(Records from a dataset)
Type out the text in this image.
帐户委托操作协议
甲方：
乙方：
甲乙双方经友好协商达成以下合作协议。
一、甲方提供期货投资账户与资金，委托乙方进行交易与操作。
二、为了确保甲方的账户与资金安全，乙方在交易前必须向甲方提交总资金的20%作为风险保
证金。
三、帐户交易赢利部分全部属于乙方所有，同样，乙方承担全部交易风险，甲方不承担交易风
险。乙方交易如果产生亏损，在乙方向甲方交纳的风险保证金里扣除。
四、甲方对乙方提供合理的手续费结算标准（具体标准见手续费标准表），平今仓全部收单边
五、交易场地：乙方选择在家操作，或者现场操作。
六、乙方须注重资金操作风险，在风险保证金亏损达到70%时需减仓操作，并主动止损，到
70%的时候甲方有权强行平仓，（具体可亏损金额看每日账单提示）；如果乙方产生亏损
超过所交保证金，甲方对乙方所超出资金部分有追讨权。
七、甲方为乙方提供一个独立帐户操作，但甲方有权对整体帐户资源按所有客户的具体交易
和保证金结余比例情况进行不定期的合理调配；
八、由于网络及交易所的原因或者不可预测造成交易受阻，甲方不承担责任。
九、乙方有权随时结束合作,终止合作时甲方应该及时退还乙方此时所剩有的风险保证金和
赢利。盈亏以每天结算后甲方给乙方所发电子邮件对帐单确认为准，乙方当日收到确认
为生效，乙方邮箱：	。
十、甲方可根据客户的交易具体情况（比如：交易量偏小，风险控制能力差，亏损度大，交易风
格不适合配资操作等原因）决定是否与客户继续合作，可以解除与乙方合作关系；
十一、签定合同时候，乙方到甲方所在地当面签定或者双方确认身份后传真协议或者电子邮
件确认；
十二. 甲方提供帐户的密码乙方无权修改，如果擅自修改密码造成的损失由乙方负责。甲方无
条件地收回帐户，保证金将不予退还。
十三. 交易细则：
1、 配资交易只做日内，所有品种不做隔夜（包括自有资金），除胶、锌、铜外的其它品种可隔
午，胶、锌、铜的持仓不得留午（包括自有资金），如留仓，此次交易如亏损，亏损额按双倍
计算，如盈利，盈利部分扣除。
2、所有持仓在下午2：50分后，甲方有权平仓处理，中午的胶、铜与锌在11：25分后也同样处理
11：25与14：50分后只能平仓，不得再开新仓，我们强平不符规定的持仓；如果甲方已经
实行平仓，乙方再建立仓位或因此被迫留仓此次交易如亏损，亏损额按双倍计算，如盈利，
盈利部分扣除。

## DIRECTIONS
Print all the data exactly.

## WRITTEN REPLY
Type out the text in this image.
帐户委托操作协议
甲方：
乙方：
甲乙双方经友好协商达成以下合作协议。
一、甲方提供期货投资账户与资金，委托乙方进行交易与操作。
二、为了确保甲方的账户与资金安全，乙方在交易前必须向甲方提交总资金的20%作为风险保
证金。
三、帐户交易赢利部分全部属于乙方所有，同样，乙方承担全部交易风险，甲方不承担交易风
险。乙方交易如果产生亏损，在乙方向甲方交纳的风险保证金里扣除。
四、甲方对乙方提供合理的手续费结算标准（具体标准见手续费标准表），平今仓全部收单边
五、交易场地：乙方选择在家操作，或者现场操作。
六、乙方须注重资金操作风险，在风险保证金亏损达到70%时需减仓操作，并主动止损，到
70%的时候甲方有权强行平仓，（具体可亏损金额看每日账单提示）；如果乙方产生亏损
超过所交保证金，甲方对乙方所超出资金部分有追讨权。
七、甲方为乙方提供一个独立帐户操作，但甲方有权对整体帐户资源按所有客户的具体交易
和保证金结余比例情况进行不定期的合理调配；
八、由于网络及交易所的原因或者不可预测造成交易受阻，甲方不承担责任。
九、乙方有权随时结束合作,终止合作时甲方应该及时退还乙方此时所剩有的风险保证金和
赢利。盈亏以每天结算后甲方给乙方所发电子邮件对帐单确认为准，乙方当日收到确认
为生效，乙方邮箱：	。
十、甲方可根据客户的交易具体情况（比如：交易量偏小，风险控制能力差，亏损度大，交易风
格不适合配资操作等原因）决定是否与客户继续合作，可以解除与乙方合作关系；
十一、签定合同时候，乙方到甲方所在地当面签定或者双方确认身份后传真协议或者电子邮
件确认；
十二. 甲方提供帐户的密码乙方无权修改，如果擅自修改密码造成的损失由乙方负责。甲方无
条件地收回帐户，保证金将不予退还。
十三. 交易细则：
1、 配资交易只做日内，所有品种不做隔夜（包括自有资金），除胶、锌、铜外的其它品种可隔
午，胶、锌、铜的持仓不得留午（包括自有资金），如留仓，此次交易如亏损，亏损额按双倍
计算，如盈利，盈利部分扣除。
2、所有持仓在下午2：50分后，甲方有权平仓处理，中午的胶、铜与锌在11：25分后也同样处理
11：25与14：50分后只能平仓，不得再开新仓，我们强平不符规定的持仓；如果甲方已经
实行平仓，乙方再建立仓位或因此被迫留仓此次交易如亏损，亏损额按双倍计算，如盈利，
盈利部分扣除。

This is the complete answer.